The same model expressed in CloudFormation makes the immutable and tunable parts explicit:
Resources:
  SvcApiTargetGroup:
    Type: AWS::ElasticLoadBalancingV2::TargetGroup
    Properties:
      Name: svc-api-tg
      Protocol: HTTP
      Port: 80
      TargetType: ip            # immutable after creation
      VpcId: !Ref AppVpc
      HealthCheckProtocol: HTTP
      HealthCheckPath: /healthz
      HealthCheckIntervalSeconds: 15
      HealthyThresholdCount: 3
      UnhealthyThresholdCount: 3
      Matcher:
        HttpCode: '200'
      TargetGroupAttributes:
        - Key: load_balancing.algorithm.type
          Value: least_outstanding_requests
        - Key: deregistration_delay.timeout_seconds
          Value: '60'

4.5 Cross-zone load balancing and its surprising defaults

Cross-zone load balancing decides whether a load balancer node in one Availability Zone may send traffic to healthy targets in other AZs, or only to targets in its own AZ. The defaults differ by type and routinely catch people:
  • ALB: cross-zone is enabled by default and can be turned off per target group (the target-group setting overrides the load balancer). Lambda target groups are an exception — you cannot disable cross-zone for them.
  • NLB: cross-zone is disabled by default, and you opt in at the load balancer or override per target group.
  • GWLB: cross-zone is configurable per target group as well.

The consequence is a classic skew bug: an NLB with cross-zone off, fronting an Auto Scaling group that happens to have three targets in one AZ and one in another, sends roughly half its traffic to that single lonely target. If you rely on even distribution across an uneven per-AZ target count, you must enable cross-zone — and remember that for NLB, enabling cross-zone interacts with quotas (the targets-per-load-balancer ceiling drops when cross-zone is on). The deeper VPC-design implications of zonal layout are covered in the AWS VPC Connectivity Decision Guide.

5. How Each Type Handles Traffic Under the Hood

This is the Level-300 heart of the guide. "What can it do" is the wrong question for an operator; "how does a packet actually move through it" is the right one, because that is what determines stickiness, source-IP behavior, failure modes, and scaling.
Traffic handling internals: ALB Layer 7 routing, NLB flow hash, and GWLB GENEVE encapsulation
Traffic handling internals: ALB Layer 7 routing, NLB flow hash, and GWLB GENEVE encapsulation

5.1 ALB: HTTP parsing and listener-rule evaluation

An ALB listener accepts HTTP or HTTPS on ports 1–65535 and, for HTTPS, terminates TLS so the rest of the pipeline works on parsed HTTP. The defining behavior is rule evaluation order. When a listener receives a request, it evaluates the request against each rule in priority order, starting with the lowest-numbered rule, and stops at the first match; the default rule is always evaluated last and cannot have conditions. Each non-default rule:
  • includes exactly one terminal actionforward, redirect, or fixed-response — performed last;
  • may include conditions of type host-header, path-pattern, http-request-method, or source-ip, plus optionally http-header and query-string;
  • allows up to three comparison strings per condition and up to five per rule.
----
§ **TASKS AND EXERCISES**
a – Answer these questions from the load balancer text, one line each:
(i) What value does the CloudFormation template give for HealthCheckPath?
(ii) Is cross-zone load balancing enabled or disabled by default on an NLB?
(iii) At what point is an ALB listener's default rule evaluated?
b – Write the next part of the load balancer text, starting after its final bullet.

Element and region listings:
----
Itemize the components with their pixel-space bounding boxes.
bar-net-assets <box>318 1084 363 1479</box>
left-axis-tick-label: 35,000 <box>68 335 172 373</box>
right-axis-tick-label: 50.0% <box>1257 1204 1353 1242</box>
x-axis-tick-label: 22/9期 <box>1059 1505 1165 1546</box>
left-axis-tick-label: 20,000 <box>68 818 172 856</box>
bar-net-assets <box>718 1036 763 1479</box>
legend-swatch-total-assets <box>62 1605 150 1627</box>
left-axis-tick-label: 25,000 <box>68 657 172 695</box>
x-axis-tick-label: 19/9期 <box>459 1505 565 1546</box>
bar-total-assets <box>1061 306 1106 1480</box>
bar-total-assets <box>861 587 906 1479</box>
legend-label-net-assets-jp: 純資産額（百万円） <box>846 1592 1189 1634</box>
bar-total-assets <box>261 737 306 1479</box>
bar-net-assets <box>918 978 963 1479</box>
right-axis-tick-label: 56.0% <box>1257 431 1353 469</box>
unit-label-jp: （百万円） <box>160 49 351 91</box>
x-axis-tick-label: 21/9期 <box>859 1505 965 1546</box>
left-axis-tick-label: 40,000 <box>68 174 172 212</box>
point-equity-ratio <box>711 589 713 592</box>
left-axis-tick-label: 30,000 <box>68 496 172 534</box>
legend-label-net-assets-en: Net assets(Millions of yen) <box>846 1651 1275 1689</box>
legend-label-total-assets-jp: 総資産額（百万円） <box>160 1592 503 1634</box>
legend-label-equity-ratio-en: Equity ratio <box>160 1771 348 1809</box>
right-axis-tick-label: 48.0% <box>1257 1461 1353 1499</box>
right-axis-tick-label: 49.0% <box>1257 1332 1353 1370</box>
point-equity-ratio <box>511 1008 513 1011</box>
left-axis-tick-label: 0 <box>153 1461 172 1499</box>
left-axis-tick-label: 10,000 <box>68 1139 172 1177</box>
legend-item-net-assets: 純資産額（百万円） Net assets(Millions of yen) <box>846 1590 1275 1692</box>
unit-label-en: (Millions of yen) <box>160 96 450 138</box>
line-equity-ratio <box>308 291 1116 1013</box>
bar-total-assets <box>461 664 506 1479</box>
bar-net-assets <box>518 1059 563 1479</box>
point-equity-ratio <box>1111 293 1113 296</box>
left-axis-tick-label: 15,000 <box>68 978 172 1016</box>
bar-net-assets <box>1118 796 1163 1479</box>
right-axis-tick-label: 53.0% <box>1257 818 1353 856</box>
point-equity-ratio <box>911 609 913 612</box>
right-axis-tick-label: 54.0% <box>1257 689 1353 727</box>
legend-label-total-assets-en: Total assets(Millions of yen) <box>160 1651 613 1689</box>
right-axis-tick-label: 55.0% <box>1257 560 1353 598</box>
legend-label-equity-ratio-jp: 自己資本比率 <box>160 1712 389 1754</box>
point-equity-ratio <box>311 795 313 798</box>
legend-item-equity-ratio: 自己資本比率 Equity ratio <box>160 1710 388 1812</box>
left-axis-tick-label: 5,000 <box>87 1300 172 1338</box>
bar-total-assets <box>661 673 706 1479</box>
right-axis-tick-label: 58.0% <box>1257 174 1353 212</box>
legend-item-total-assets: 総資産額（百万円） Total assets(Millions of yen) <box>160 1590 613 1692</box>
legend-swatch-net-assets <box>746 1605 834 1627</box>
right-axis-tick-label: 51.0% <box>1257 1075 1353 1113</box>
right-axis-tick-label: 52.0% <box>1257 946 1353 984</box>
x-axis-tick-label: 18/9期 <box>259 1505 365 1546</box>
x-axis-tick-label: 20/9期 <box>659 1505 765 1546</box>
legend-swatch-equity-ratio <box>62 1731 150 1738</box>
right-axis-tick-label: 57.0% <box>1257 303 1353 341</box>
----
§ **ANSWERS**
a –
(i) /healthz
(ii) Disabled
(iii) Always last

b –
Two operational implications follow directly. First, priority is a scarce, ordered resource: put the most specific rules at the lowest numbers, because a broad path-pattern: /* placed too early will shadow everything after it. Second, the default rule is your catch-all — make it an explicit, safe action (a fixed 404, or forwarding to a maintenance target), never an accident.

The ALB also natively supports WebSockets (an HTTP/1.1 connection upgraded to a persistent ws/wss connection that then tunnels through the load balancer) and HTTP/2 on HTTPS listeners (up to 128 parallel requests per connection, with no server-push). These are not add-ons; they are properties of the L7 listener.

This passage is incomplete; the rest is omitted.